Tally the lines in the records underneath that contain the string "Growth", and state the figure by itself.
_ _ _
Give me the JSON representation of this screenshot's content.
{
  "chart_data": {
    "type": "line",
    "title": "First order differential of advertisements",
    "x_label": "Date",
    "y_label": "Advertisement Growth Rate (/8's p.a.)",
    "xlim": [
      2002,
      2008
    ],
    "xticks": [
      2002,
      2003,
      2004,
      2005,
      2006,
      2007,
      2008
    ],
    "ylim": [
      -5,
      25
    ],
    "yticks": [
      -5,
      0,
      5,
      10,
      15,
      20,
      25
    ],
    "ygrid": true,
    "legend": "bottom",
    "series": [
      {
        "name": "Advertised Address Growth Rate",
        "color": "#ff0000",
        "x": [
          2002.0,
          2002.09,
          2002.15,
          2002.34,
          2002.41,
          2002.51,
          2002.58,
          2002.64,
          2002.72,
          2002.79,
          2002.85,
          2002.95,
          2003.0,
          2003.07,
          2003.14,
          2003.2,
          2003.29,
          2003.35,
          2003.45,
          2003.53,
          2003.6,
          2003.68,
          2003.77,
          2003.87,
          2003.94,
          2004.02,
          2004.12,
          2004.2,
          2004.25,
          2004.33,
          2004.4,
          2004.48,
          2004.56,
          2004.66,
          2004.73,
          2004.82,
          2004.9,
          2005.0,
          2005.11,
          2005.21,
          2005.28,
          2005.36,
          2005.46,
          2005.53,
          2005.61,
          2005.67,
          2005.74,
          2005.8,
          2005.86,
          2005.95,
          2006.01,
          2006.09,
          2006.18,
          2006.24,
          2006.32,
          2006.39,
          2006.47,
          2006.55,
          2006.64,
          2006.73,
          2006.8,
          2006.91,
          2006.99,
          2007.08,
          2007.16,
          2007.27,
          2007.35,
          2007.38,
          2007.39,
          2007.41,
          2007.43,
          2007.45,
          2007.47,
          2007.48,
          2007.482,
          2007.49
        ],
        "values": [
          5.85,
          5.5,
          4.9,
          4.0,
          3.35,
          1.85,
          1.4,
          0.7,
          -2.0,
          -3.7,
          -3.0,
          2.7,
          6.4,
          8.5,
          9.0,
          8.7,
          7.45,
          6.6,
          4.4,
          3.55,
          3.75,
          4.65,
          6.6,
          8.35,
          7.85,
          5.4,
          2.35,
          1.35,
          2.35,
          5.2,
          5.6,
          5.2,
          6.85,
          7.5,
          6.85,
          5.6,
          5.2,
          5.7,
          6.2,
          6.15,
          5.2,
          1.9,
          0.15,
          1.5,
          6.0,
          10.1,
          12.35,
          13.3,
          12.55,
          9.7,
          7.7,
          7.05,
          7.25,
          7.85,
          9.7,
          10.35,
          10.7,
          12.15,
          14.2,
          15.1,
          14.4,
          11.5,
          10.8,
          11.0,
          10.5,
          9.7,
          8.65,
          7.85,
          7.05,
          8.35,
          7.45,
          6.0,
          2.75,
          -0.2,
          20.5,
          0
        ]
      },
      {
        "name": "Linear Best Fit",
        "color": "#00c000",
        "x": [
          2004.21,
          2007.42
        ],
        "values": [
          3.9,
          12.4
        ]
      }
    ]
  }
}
_ _ _
## Output below
2